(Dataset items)
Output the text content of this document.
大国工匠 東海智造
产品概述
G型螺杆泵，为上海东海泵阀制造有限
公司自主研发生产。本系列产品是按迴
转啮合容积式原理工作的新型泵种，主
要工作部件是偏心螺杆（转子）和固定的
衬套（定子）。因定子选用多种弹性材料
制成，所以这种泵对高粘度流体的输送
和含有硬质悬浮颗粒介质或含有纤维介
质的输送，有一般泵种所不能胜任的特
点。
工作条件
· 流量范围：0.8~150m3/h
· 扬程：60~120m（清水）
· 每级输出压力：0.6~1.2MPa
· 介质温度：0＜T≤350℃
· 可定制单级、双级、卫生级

**Task brief**
Every record above needs to be repeated word for word.

**The result**
Output the text content of this document.
大国工匠 東海智造
产品概述
G型螺杆泵，为上海东海泵阀制造有限
公司自主研发生产。本系列产品是按迴
转啮合容积式原理工作的新型泵种，主
要工作部件是偏心螺杆（转子）和固定的
衬套（定子）。因定子选用多种弹性材料
制成，所以这种泵对高粘度流体的输送
和含有硬质悬浮颗粒介质或含有纤维介
质的输送，有一般泵种所不能胜任的特
点。
工作条件
· 流量范围：0.8~150m3/h
· 扬程：60~120m（清水）
· 每级输出压力：0.6~1.2MPa
· 介质温度：0＜T≤350℃
· 可定制单级、双级、卫生级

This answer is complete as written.